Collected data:
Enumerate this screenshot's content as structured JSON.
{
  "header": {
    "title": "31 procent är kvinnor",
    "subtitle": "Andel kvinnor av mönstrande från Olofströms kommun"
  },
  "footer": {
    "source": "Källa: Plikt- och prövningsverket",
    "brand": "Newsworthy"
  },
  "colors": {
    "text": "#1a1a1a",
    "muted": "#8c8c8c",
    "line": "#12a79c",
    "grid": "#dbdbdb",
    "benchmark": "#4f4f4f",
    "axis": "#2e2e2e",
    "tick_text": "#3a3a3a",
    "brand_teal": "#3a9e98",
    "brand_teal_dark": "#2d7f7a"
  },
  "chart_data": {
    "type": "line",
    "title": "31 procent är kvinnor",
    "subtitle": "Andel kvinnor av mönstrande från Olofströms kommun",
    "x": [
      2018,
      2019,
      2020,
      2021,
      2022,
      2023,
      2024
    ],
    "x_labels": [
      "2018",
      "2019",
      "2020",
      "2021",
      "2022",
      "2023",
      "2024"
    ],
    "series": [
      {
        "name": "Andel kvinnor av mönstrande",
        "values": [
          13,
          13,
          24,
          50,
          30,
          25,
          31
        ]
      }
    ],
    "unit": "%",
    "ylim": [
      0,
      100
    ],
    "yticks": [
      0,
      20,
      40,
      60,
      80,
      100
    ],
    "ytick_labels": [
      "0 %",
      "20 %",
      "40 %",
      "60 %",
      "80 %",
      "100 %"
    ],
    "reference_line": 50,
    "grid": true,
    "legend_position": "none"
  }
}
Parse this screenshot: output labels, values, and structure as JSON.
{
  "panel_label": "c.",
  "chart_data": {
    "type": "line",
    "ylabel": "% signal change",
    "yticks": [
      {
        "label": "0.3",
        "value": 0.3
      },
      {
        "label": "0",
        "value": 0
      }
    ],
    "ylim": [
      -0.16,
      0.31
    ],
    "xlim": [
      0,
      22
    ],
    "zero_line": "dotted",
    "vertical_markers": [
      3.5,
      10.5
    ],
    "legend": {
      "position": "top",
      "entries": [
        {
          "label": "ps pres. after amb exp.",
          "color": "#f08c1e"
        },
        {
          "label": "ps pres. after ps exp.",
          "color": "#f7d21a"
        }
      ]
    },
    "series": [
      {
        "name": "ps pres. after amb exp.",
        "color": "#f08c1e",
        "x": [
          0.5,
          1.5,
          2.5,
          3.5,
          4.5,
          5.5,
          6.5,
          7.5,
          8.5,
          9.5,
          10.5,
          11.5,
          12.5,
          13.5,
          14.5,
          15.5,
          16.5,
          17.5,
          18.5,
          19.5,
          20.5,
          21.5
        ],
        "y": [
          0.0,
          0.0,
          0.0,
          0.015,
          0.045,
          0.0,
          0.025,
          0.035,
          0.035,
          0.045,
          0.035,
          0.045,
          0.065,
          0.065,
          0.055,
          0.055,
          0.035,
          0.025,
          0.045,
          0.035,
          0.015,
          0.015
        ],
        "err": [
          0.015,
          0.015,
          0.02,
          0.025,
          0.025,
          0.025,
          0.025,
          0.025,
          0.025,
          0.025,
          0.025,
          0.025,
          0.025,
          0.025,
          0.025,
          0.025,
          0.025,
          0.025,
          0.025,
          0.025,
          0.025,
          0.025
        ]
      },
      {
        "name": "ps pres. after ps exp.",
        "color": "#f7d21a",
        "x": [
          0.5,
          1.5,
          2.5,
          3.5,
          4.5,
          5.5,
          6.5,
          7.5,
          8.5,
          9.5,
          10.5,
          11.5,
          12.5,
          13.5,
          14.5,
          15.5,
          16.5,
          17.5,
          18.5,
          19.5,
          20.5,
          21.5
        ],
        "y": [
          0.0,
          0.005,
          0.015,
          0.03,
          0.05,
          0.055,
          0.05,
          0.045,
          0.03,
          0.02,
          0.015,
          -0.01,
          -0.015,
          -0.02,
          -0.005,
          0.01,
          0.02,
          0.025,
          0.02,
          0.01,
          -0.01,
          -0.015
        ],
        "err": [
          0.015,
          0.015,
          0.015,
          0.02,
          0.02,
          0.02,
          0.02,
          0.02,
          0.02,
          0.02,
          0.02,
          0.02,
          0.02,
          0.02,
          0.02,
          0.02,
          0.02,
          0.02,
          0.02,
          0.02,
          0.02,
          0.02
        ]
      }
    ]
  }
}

* Written task
Identify each line in the entries with the word "kvinnor" and copy it.

* Full response
    "title": "31 procent är kvinnor",
    "subtitle": "Andel kvinnor av mönstrande från Olofströms kommun"
    "title": "31 procent är kvinnor",
    "subtitle": "Andel kvinnor av mönstrande från Olofströms kommun",
        "name": "Andel kvinnor av mönstrande",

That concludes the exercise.